Set exercise: Only the number is needed: how many lines of the records include "flag"?

Dataset extract:
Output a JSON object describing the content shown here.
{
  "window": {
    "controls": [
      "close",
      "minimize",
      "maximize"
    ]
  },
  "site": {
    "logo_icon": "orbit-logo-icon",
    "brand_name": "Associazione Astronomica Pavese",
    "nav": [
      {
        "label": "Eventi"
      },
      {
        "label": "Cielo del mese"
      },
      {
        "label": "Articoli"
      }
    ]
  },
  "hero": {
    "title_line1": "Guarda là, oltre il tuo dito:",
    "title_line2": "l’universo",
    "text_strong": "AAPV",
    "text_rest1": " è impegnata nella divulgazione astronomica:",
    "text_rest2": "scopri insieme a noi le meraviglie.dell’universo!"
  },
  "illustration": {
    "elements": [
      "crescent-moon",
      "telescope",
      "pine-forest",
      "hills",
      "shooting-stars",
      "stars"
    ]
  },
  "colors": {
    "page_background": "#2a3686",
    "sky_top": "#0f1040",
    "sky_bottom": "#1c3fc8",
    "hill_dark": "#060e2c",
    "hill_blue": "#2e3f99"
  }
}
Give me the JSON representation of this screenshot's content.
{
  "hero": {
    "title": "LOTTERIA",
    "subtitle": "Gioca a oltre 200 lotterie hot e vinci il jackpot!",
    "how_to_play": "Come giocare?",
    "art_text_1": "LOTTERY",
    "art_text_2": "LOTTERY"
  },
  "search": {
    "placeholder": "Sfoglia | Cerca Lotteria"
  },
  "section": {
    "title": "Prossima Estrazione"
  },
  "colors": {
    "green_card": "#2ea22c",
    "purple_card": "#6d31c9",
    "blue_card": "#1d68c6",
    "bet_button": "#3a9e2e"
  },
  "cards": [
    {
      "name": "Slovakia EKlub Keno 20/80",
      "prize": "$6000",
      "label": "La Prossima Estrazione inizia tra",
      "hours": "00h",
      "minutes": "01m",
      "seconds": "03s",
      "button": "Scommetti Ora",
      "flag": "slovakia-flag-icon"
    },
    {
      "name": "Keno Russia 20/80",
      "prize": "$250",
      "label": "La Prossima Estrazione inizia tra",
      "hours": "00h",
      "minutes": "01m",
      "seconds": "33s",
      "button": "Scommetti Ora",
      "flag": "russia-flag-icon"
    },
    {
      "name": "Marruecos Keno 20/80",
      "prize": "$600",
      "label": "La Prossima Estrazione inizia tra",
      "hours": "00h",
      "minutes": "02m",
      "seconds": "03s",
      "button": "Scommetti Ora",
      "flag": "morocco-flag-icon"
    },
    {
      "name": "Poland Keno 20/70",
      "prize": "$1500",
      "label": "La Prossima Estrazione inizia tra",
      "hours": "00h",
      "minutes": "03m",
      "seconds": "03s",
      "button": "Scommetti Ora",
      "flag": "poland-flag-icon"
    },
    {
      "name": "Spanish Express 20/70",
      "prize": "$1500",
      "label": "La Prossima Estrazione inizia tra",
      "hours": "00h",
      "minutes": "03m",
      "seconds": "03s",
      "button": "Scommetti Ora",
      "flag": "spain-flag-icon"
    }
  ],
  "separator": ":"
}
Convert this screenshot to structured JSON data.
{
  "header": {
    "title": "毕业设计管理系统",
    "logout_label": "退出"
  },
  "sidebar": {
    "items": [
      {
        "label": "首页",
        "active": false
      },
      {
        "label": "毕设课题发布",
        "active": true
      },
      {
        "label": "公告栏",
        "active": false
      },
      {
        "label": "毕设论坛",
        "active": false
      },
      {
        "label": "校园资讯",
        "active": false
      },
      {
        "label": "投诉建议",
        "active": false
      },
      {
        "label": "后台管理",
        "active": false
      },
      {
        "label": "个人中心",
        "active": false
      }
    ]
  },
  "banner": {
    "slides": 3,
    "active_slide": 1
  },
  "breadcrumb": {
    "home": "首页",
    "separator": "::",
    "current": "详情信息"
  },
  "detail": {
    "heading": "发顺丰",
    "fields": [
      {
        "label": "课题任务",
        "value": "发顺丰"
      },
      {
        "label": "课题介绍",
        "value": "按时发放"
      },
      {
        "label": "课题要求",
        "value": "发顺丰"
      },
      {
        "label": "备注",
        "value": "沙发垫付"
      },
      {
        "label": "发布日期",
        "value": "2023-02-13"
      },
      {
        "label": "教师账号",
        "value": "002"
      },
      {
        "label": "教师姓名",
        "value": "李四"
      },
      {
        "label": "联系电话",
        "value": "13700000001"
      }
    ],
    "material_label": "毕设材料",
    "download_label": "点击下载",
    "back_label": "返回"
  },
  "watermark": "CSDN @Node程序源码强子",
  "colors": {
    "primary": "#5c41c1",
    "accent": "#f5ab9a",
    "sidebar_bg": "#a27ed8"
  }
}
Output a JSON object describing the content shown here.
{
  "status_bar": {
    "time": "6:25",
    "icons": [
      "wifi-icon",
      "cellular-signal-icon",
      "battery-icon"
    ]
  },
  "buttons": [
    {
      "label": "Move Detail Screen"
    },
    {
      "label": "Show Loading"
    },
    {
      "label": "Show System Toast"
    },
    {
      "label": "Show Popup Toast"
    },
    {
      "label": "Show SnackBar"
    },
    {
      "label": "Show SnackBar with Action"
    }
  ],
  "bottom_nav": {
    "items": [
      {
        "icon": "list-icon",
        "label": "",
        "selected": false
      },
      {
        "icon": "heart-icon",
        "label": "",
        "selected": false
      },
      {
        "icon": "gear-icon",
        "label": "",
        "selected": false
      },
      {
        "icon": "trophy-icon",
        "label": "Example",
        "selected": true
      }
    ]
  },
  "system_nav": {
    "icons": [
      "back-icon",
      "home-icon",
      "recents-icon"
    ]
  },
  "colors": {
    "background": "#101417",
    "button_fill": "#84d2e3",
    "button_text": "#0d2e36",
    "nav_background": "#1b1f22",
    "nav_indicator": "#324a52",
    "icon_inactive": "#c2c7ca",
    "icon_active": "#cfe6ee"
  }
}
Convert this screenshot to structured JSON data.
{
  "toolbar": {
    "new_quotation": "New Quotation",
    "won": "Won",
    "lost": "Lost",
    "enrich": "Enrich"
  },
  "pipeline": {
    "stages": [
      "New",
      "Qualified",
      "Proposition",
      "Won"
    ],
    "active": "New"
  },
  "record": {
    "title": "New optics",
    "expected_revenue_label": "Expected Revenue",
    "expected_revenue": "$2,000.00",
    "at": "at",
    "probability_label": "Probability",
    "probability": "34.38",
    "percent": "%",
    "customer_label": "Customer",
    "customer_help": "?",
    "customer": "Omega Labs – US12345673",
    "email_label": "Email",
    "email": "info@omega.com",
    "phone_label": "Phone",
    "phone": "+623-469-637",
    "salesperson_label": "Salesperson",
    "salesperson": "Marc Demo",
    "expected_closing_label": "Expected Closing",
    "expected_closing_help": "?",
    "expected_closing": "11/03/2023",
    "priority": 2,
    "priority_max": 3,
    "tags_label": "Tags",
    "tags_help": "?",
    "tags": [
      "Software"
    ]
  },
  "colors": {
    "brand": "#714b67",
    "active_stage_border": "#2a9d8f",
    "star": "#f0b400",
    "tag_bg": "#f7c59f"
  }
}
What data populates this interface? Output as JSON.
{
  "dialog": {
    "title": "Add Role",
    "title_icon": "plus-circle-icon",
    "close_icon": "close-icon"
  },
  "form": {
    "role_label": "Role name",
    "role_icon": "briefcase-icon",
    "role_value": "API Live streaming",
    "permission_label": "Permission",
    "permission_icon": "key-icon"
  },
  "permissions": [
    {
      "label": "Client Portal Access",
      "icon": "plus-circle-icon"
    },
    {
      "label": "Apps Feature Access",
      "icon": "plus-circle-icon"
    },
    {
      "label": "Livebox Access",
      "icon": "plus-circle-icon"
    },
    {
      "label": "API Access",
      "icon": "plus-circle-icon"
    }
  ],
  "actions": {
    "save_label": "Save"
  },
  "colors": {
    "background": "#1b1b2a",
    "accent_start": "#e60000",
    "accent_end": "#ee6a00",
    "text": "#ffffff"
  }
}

Expected output: 5